DOCUMENT EXTRACT |
=== Section Start ===

CACAO WITH INTEGRITY
Meet Our Cacao
Our cacao is co-created with the Q’eqchi community in their ancestral territory, from tree to block.
Know how your cacao grows.
Red Ratzum: BEYOND FAIR TRADE
Tuqtuquilal takes a step beyond “fair trade” to prioritize building an ecosystem of relationships, starting with the Red Ratzum. The Red Ratzum Cacao Collective is the agricultural production network of 65 Q'eqchi families woven by Tuqtuquilal across four communities—San Juan Chivite, Chicanchiu, Saquija', and Chivail—in the Lanquín-Cahabón corridor in Alta Verapaz, Guatemala.
Tuqtuquilal facilitates this network to support community well-being through mutually beneficial economic, social, and cultural relationships.
Rooted in deep trust, economic exchange, and co-education, Tuqtuquilal's work with these 65 Q’eqchi cacao-farming families reflects the convergence of financial, natural, social, and spiritual capital. By integrating the cultivation, procurement, processing, and sale of regeneratively grown, value-added cacao with educational spaces for personal, cultural, and ecological healing—for both its family network and international visitors—Tuqtuquilal has established an impactful, resilient, and profitable business model.
FAMILY FARMING PRACTICES
Families in the network cultivate cacao on plots of land and in the forests surrounding their homes, using traditional farming methods that include organic composting, tree pruning, replanting, and multiple cropping. Planting and harvesting often align with lunar cycles and the Mayan calendar.
The cacao production plots designed by producing families are a Q'eqchi' agroforestry food system that integrates the symbiosis of multiple plants that interrelate with each other at different levels (soil-plant-environment). A cacao plot provides multiple ecosystem services that families, animals, and the environment can benefit from.

=== Section End ===

SOURCE DATA |
=== Section Start ===

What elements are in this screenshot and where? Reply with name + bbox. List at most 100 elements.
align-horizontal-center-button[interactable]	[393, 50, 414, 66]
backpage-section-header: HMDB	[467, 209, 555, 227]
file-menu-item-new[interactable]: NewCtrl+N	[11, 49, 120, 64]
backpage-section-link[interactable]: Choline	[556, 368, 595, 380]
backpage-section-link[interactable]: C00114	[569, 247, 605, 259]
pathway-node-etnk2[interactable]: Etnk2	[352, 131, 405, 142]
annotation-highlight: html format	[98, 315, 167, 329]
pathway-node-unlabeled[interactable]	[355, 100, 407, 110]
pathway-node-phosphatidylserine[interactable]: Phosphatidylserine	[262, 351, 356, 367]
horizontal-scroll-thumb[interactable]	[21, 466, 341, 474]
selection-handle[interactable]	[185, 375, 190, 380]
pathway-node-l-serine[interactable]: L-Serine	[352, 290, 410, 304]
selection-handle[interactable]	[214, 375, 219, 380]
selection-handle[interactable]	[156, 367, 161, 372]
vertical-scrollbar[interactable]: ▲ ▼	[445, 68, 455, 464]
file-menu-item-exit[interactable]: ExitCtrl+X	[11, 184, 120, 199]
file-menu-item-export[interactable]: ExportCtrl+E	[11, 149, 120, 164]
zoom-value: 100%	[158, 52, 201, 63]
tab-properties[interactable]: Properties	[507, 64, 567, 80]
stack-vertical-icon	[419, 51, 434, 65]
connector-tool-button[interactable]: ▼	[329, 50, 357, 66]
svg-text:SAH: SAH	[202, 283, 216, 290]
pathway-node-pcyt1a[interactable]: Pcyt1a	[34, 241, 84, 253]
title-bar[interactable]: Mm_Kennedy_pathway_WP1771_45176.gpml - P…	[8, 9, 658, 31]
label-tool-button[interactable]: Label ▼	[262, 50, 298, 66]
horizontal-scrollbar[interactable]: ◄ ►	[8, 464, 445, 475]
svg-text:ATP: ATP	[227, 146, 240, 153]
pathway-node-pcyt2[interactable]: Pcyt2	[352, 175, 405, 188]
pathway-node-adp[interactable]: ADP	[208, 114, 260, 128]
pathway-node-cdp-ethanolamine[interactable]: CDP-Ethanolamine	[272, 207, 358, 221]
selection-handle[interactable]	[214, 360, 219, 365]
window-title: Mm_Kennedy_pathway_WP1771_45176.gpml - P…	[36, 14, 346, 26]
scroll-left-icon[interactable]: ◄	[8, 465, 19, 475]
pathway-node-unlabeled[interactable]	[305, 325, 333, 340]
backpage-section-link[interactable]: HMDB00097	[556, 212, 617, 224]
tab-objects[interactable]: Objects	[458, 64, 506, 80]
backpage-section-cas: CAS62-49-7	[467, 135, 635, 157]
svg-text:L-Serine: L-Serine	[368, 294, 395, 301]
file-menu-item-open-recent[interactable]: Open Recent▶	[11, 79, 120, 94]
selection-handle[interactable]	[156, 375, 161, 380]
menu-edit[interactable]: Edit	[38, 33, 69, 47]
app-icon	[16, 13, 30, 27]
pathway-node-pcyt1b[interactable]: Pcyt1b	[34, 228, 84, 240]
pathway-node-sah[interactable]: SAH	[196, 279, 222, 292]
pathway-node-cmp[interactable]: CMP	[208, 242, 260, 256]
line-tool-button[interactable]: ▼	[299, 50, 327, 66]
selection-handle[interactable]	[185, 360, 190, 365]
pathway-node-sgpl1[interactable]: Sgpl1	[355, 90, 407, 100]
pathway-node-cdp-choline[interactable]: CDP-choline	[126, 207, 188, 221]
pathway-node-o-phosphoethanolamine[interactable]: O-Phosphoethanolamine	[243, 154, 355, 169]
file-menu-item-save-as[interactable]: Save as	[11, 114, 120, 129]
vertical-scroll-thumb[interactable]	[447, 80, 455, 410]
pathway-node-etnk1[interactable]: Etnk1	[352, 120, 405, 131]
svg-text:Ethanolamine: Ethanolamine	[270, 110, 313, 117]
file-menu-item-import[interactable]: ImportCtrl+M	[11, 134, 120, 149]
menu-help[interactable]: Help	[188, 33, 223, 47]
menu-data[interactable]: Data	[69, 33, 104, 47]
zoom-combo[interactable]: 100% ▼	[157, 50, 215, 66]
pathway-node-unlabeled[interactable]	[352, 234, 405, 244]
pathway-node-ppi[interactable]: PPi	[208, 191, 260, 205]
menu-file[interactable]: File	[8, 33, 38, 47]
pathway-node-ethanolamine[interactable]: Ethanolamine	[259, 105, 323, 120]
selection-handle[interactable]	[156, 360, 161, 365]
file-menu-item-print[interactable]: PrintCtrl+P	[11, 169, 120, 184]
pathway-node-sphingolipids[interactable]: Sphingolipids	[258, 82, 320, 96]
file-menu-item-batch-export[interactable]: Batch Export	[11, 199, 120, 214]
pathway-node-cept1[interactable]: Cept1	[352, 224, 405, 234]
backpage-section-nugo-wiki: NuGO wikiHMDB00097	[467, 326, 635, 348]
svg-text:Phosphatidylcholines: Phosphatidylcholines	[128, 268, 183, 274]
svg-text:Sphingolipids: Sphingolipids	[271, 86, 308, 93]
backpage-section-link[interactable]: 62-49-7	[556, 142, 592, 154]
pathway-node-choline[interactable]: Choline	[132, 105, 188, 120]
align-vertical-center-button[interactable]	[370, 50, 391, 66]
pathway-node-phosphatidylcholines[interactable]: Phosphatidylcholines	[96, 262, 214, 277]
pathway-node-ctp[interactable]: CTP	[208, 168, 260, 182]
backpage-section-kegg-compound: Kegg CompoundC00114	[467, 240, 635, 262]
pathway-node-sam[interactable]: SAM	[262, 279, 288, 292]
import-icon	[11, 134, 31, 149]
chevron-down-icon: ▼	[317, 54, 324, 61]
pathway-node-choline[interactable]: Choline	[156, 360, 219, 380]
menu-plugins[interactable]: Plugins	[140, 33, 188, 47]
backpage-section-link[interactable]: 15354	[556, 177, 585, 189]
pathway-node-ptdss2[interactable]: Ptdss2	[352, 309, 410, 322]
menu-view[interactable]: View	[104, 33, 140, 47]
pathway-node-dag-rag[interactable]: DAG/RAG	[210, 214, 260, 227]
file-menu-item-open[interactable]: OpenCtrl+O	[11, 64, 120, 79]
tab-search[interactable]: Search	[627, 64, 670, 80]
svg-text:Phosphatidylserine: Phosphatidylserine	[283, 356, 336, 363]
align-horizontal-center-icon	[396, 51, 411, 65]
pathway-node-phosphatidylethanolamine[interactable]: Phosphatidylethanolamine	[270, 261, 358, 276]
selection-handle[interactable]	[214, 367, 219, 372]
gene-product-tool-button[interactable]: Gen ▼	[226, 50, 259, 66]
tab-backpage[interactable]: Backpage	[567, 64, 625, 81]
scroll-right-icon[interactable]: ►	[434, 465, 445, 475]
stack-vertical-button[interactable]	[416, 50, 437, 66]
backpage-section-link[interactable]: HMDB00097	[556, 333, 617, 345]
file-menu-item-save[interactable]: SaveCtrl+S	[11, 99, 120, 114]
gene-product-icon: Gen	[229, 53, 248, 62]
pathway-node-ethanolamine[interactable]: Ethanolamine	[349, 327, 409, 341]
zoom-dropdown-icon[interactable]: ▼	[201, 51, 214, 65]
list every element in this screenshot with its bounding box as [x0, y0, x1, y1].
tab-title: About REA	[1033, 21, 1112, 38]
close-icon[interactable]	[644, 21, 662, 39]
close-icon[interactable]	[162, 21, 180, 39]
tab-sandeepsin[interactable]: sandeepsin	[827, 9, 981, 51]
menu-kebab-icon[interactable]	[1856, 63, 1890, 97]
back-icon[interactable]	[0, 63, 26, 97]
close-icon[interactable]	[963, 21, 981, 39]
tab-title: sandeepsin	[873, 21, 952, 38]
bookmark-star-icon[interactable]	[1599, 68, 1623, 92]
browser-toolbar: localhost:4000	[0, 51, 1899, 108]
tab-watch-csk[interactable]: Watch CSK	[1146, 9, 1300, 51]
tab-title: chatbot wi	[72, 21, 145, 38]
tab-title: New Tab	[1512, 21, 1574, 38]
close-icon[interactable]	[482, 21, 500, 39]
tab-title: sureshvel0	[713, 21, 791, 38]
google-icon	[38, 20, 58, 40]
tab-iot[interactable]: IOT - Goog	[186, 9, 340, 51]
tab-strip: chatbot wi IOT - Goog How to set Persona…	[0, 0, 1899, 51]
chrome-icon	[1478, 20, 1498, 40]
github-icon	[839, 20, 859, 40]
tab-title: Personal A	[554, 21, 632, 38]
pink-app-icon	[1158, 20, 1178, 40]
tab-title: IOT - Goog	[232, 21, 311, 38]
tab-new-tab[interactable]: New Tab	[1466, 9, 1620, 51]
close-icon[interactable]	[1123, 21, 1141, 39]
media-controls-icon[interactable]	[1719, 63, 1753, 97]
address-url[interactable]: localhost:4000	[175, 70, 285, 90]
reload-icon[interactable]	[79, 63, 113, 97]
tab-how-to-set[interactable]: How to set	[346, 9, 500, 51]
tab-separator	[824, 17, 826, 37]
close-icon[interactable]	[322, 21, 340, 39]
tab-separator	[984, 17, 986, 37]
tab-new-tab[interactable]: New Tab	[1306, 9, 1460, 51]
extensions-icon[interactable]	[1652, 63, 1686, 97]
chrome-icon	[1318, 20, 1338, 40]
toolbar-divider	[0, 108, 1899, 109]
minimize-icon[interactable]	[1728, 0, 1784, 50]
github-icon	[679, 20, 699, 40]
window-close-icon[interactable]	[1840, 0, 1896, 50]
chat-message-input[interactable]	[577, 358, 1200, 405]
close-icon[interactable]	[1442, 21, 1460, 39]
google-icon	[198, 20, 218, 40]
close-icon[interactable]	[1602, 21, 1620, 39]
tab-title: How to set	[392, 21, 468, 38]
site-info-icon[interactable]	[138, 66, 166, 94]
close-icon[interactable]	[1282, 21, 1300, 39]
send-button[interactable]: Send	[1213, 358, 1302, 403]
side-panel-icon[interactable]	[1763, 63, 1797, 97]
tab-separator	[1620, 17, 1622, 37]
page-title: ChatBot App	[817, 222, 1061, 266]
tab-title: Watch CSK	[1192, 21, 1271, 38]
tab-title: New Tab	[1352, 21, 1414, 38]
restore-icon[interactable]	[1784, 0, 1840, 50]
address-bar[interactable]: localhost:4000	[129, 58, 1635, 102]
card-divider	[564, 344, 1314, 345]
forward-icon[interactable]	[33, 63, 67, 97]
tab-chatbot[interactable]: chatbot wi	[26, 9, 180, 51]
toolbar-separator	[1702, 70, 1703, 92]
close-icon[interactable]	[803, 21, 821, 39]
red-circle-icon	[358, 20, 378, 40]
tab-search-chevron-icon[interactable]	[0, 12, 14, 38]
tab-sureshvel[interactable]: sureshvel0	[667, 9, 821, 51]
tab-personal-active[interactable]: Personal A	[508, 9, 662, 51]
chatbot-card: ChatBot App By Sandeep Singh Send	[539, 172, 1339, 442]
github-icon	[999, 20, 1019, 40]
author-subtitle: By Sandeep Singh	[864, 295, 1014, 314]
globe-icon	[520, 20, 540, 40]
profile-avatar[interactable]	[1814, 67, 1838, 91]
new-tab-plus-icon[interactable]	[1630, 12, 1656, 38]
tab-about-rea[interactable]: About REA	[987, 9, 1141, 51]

=== Section End ===

Reproduce the cacao text above in full, word for word.

CACAO WITH INTEGRITY
Meet Our Cacao
Our cacao is co-created with the Q’eqchi community in their ancestral territory, from tree to block.
Know how your cacao grows.
Red Ratzum: BEYOND FAIR TRADE
Tuqtuquilal takes a step beyond “fair trade” to prioritize building an ecosystem of relationships, starting with the Red Ratzum. The Red Ratzum Cacao Collective is the agricultural production network of 65 Q'eqchi families woven by Tuqtuquilal across four communities—San Juan Chivite, Chicanchiu, Saquija', and Chivail—in the Lanquín-Cahabón corridor in Alta Verapaz, Guatemala.
Tuqtuquilal facilitates this network to support community well-being through mutually beneficial economic, social, and cultural relationships.
Rooted in deep trust, economic exchange, and co-education, Tuqtuquilal's work with these 65 Q’eqchi cacao-farming families reflects the convergence of financial, natural, social, and spiritual capital. By integrating the cultivation, procurement, processing, and sale of regeneratively grown, value-added cacao with educational spaces for personal, cultural, and ecological healing—for both its family network and international visitors—Tuqtuquilal has established an impactful, resilient, and profitable business model.
FAMILY FARMING PRACTICES
Families in the network cultivate cacao on plots of land and in the forests surrounding their homes, using traditional farming methods that include organic composting, tree pruning, replanting, and multiple cropping. Planting and harvesting often align with lunar cycles and the Mayan calendar.
The cacao production plots designed by producing families are a Q'eqchi' agroforestry food system that integrates the symbiosis of multiple plants that interrelate with each other at different levels (soil-plant-environment). A cacao plot provides multiple ecosystem services that families, animals, and the environment can benefit from.